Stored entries
— Start —
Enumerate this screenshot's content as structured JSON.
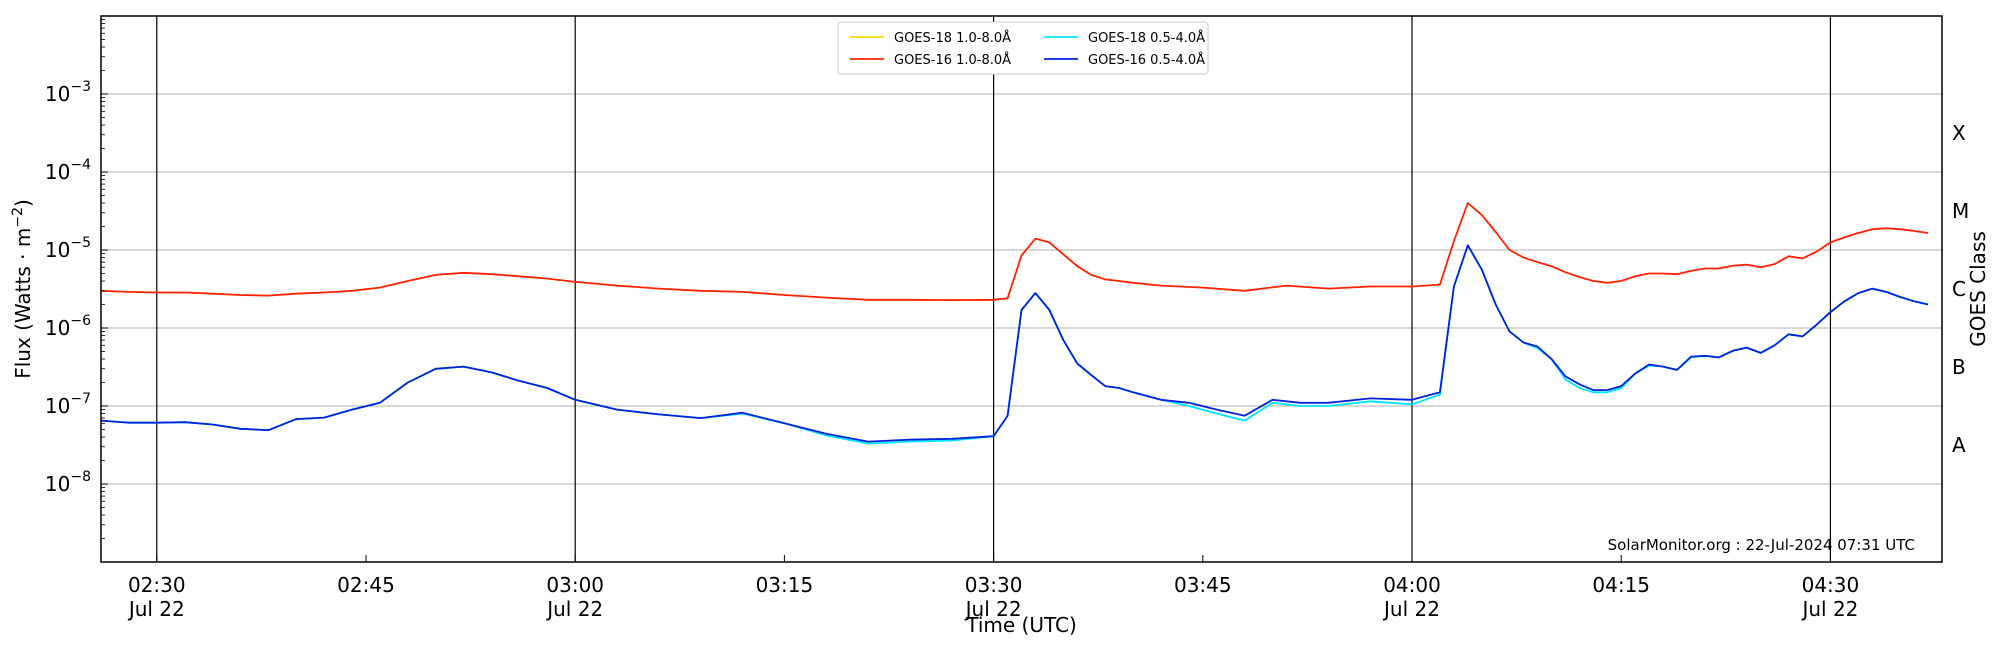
{
  "chart_data": {
    "type": "line",
    "title": "",
    "xlabel": "Time (UTC)",
    "ylabel": "Flux (Watts · m",
    "ylabel_superscript": "−2",
    "ylabel_close": ")",
    "right_label": "GOES Class",
    "y_scale": "log",
    "ylim": [
      1e-09,
      0.01
    ],
    "xlim": [
      "02:26",
      "04:38"
    ],
    "grid": "horizontal at decades",
    "x_ticks": [
      {
        "time": "02:30",
        "label": "02:30",
        "sub": "Jul 22",
        "major": true
      },
      {
        "time": "02:45",
        "label": "02:45",
        "sub": "",
        "major": false
      },
      {
        "time": "03:00",
        "label": "03:00",
        "sub": "Jul 22",
        "major": true
      },
      {
        "time": "03:15",
        "label": "03:15",
        "sub": "",
        "major": false
      },
      {
        "time": "03:30",
        "label": "03:30",
        "sub": "Jul 22",
        "major": true
      },
      {
        "time": "03:45",
        "label": "03:45",
        "sub": "",
        "major": false
      },
      {
        "time": "04:00",
        "label": "04:00",
        "sub": "Jul 22",
        "major": true
      },
      {
        "time": "04:15",
        "label": "04:15",
        "sub": "",
        "major": false
      },
      {
        "time": "04:30",
        "label": "04:30",
        "sub": "Jul 22",
        "major": true
      }
    ],
    "y_ticks": [
      {
        "value": 1e-08,
        "base": "10",
        "exp": "−8"
      },
      {
        "value": 1e-07,
        "base": "10",
        "exp": "−7"
      },
      {
        "value": 1e-06,
        "base": "10",
        "exp": "−6"
      },
      {
        "value": 1e-05,
        "base": "10",
        "exp": "−5"
      },
      {
        "value": 0.0001,
        "base": "10",
        "exp": "−4"
      },
      {
        "value": 0.001,
        "base": "10",
        "exp": "−3"
      }
    ],
    "classes": [
      {
        "label": "A",
        "value": 3.16e-08
      },
      {
        "label": "B",
        "value": 3.16e-07
      },
      {
        "label": "C",
        "value": 3.16e-06
      },
      {
        "label": "M",
        "value": 3.16e-05
      },
      {
        "label": "X",
        "value": 0.000316
      }
    ],
    "legend": {
      "placement": "top-center",
      "columns": 2,
      "order": [
        "GOES-18 1.0-8.0Å",
        "GOES-16 1.0-8.0Å",
        "GOES-18 0.5-4.0Å",
        "GOES-16 0.5-4.0Å"
      ]
    },
    "series": [
      {
        "name": "GOES-18 1.0-8.0Å",
        "color": "#ffd700",
        "x": [],
        "y": []
      },
      {
        "name": "GOES-16 1.0-8.0Å",
        "color": "#ff2200",
        "x": [
          "02:26",
          "02:28",
          "02:30",
          "02:32",
          "02:34",
          "02:36",
          "02:38",
          "02:40",
          "02:42",
          "02:44",
          "02:46",
          "02:48",
          "02:50",
          "02:52",
          "02:54",
          "02:56",
          "02:58",
          "03:00",
          "03:03",
          "03:06",
          "03:09",
          "03:12",
          "03:15",
          "03:18",
          "03:21",
          "03:24",
          "03:27",
          "03:30",
          "03:31",
          "03:32",
          "03:33",
          "03:34",
          "03:35",
          "03:36",
          "03:37",
          "03:38",
          "03:39",
          "03:40",
          "03:42",
          "03:45",
          "03:48",
          "03:51",
          "03:54",
          "03:57",
          "04:00",
          "04:02",
          "04:03",
          "04:04",
          "04:05",
          "04:06",
          "04:07",
          "04:08",
          "04:09",
          "04:10",
          "04:11",
          "04:12",
          "04:13",
          "04:14",
          "04:15",
          "04:16",
          "04:17",
          "04:18",
          "04:19",
          "04:20",
          "04:21",
          "04:22",
          "04:23",
          "04:24",
          "04:25",
          "04:26",
          "04:27",
          "04:28",
          "04:29",
          "04:30",
          "04:31",
          "04:32",
          "04:33",
          "04:34",
          "04:35",
          "04:36",
          "04:37"
        ],
        "y": [
          3e-06,
          2.9e-06,
          2.85e-06,
          2.85e-06,
          2.75e-06,
          2.65e-06,
          2.6e-06,
          2.75e-06,
          2.85e-06,
          3e-06,
          3.3e-06,
          4e-06,
          4.8e-06,
          5.1e-06,
          4.9e-06,
          4.6e-06,
          4.3e-06,
          3.9e-06,
          3.5e-06,
          3.2e-06,
          3e-06,
          2.9e-06,
          2.65e-06,
          2.45e-06,
          2.3e-06,
          2.3e-06,
          2.28e-06,
          2.3e-06,
          2.4e-06,
          8.5e-06,
          1.4e-05,
          1.25e-05,
          8.8e-06,
          6.2e-06,
          4.8e-06,
          4.2e-06,
          4e-06,
          3.8e-06,
          3.5e-06,
          3.3e-06,
          3e-06,
          3.5e-06,
          3.2e-06,
          3.4e-06,
          3.4e-06,
          3.6e-06,
          1.3e-05,
          4e-05,
          2.8e-05,
          1.7e-05,
          1e-05,
          8e-06,
          7e-06,
          6.2e-06,
          5.2e-06,
          4.5e-06,
          4e-06,
          3.8e-06,
          4e-06,
          4.6e-06,
          5e-06,
          5e-06,
          4.9e-06,
          5.4e-06,
          5.8e-06,
          5.8e-06,
          6.3e-06,
          6.5e-06,
          6e-06,
          6.6e-06,
          8.3e-06,
          7.8e-06,
          9.5e-06,
          1.25e-05,
          1.45e-05,
          1.65e-05,
          1.85e-05,
          1.9e-05,
          1.85e-05,
          1.75e-05,
          1.65e-05
        ]
      },
      {
        "name": "GOES-18 0.5-4.0Å",
        "color": "#00e5ff",
        "x": [
          "02:26",
          "02:28",
          "02:30",
          "02:32",
          "02:34",
          "02:36",
          "02:38",
          "02:40",
          "02:42",
          "02:44",
          "02:46",
          "02:48",
          "02:50",
          "02:52",
          "02:54",
          "02:56",
          "02:58",
          "03:00",
          "03:03",
          "03:06",
          "03:09",
          "03:12",
          "03:15",
          "03:18",
          "03:21",
          "03:24",
          "03:27",
          "03:30",
          "03:31",
          "03:32",
          "03:33",
          "03:34",
          "03:35",
          "03:36",
          "03:37",
          "03:38",
          "03:39",
          "03:40",
          "03:42",
          "03:44",
          "03:46",
          "03:48",
          "03:50",
          "03:52",
          "03:54",
          "03:57",
          "04:00",
          "04:02",
          "04:03",
          "04:04",
          "04:05",
          "04:06",
          "04:07",
          "04:08",
          "04:09",
          "04:10",
          "04:11",
          "04:12",
          "04:13",
          "04:14",
          "04:15",
          "04:16",
          "04:17",
          "04:18",
          "04:19",
          "04:20",
          "04:21",
          "04:22",
          "04:23",
          "04:24",
          "04:25",
          "04:26",
          "04:27",
          "04:28",
          "04:29",
          "04:30",
          "04:31",
          "04:32",
          "04:33",
          "04:34",
          "04:35",
          "04:36",
          "04:37"
        ],
        "y": [
          6.5e-08,
          6.1e-08,
          6.1e-08,
          6.2e-08,
          5.8e-08,
          5.1e-08,
          4.9e-08,
          6.8e-08,
          7.1e-08,
          9e-08,
          1.1e-07,
          2e-07,
          3e-07,
          3.2e-07,
          2.7e-07,
          2.1e-07,
          1.7e-07,
          1.2e-07,
          9e-08,
          7.8e-08,
          7e-08,
          8e-08,
          6e-08,
          4.2e-08,
          3.3e-08,
          3.5e-08,
          3.6e-08,
          4.1e-08,
          7.5e-08,
          1.7e-06,
          2.8e-06,
          1.7e-06,
          7e-07,
          3.5e-07,
          2.5e-07,
          1.8e-07,
          1.7e-07,
          1.5e-07,
          1.2e-07,
          1e-07,
          8e-08,
          6.5e-08,
          1.1e-07,
          1e-07,
          1e-07,
          1.15e-07,
          1.05e-07,
          1.4e-07,
          3.4e-06,
          1.15e-05,
          5.6e-06,
          2e-06,
          9e-07,
          6.5e-07,
          5.5e-07,
          4e-07,
          2.2e-07,
          1.7e-07,
          1.5e-07,
          1.5e-07,
          1.7e-07,
          2.6e-07,
          3.3e-07,
          3.2e-07,
          2.9e-07,
          4.2e-07,
          4.4e-07,
          4.2e-07,
          5.1e-07,
          5.6e-07,
          4.8e-07,
          6e-07,
          8.3e-07,
          7.8e-07,
          1.1e-06,
          1.6e-06,
          2.2e-06,
          2.8e-06,
          3.2e-06,
          2.9e-06,
          2.5e-06,
          2.2e-06,
          2e-06
        ]
      },
      {
        "name": "GOES-16 0.5-4.0Å",
        "color": "#0022dd",
        "x": [
          "02:26",
          "02:28",
          "02:30",
          "02:32",
          "02:34",
          "02:36",
          "02:38",
          "02:40",
          "02:42",
          "02:44",
          "02:46",
          "02:48",
          "02:50",
          "02:52",
          "02:54",
          "02:56",
          "02:58",
          "03:00",
          "03:03",
          "03:06",
          "03:09",
          "03:12",
          "03:15",
          "03:18",
          "03:21",
          "03:24",
          "03:27",
          "03:30",
          "03:31",
          "03:32",
          "03:33",
          "03:34",
          "03:35",
          "03:36",
          "03:37",
          "03:38",
          "03:39",
          "03:40",
          "03:42",
          "03:44",
          "03:46",
          "03:48",
          "03:50",
          "03:52",
          "03:54",
          "03:57",
          "04:00",
          "04:02",
          "04:03",
          "04:04",
          "04:05",
          "04:06",
          "04:07",
          "04:08",
          "04:09",
          "04:10",
          "04:11",
          "04:12",
          "04:13",
          "04:14",
          "04:15",
          "04:16",
          "04:17",
          "04:18",
          "04:19",
          "04:20",
          "04:21",
          "04:22",
          "04:23",
          "04:24",
          "04:25",
          "04:26",
          "04:27",
          "04:28",
          "04:29",
          "04:30",
          "04:31",
          "04:32",
          "04:33",
          "04:34",
          "04:35",
          "04:36",
          "04:37"
        ],
        "y": [
          6.5e-08,
          6.1e-08,
          6.1e-08,
          6.2e-08,
          5.8e-08,
          5.1e-08,
          4.9e-08,
          6.8e-08,
          7.1e-08,
          9e-08,
          1.1e-07,
          2e-07,
          3e-07,
          3.2e-07,
          2.7e-07,
          2.1e-07,
          1.7e-07,
          1.2e-07,
          9e-08,
          7.8e-08,
          7e-08,
          8.2e-08,
          6e-08,
          4.4e-08,
          3.5e-08,
          3.7e-08,
          3.8e-08,
          4.1e-08,
          7.5e-08,
          1.7e-06,
          2.8e-06,
          1.7e-06,
          7e-07,
          3.5e-07,
          2.5e-07,
          1.8e-07,
          1.7e-07,
          1.5e-07,
          1.2e-07,
          1.1e-07,
          9e-08,
          7.5e-08,
          1.2e-07,
          1.1e-07,
          1.1e-07,
          1.25e-07,
          1.2e-07,
          1.5e-07,
          3.4e-06,
          1.15e-05,
          5.6e-06,
          2e-06,
          9e-07,
          6.5e-07,
          5.8e-07,
          4e-07,
          2.4e-07,
          1.9e-07,
          1.6e-07,
          1.6e-07,
          1.8e-07,
          2.6e-07,
          3.4e-07,
          3.2e-07,
          2.9e-07,
          4.3e-07,
          4.4e-07,
          4.2e-07,
          5.1e-07,
          5.6e-07,
          4.8e-07,
          6e-07,
          8.3e-07,
          7.8e-07,
          1.1e-06,
          1.6e-06,
          2.2e-06,
          2.8e-06,
          3.2e-06,
          2.9e-06,
          2.5e-06,
          2.2e-06,
          2e-06
        ]
      }
    ],
    "watermark": "SolarMonitor.org : 22-Jul-2024 07:31 UTC"
  }
}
— End —
What you are asked to do
Sift through the entries and copy every line with "value".

Solution to the exercise
        "value": 1e-08,
        "value": 1e-07,
        "value": 1e-06,
        "value": 1e-05,
        "value": 0.0001,
        "value": 0.001,
        "value": 3.16e-08
        "value": 3.16e-07
        "value": 3.16e-06
        "value": 3.16e-05
        "value": 0.000316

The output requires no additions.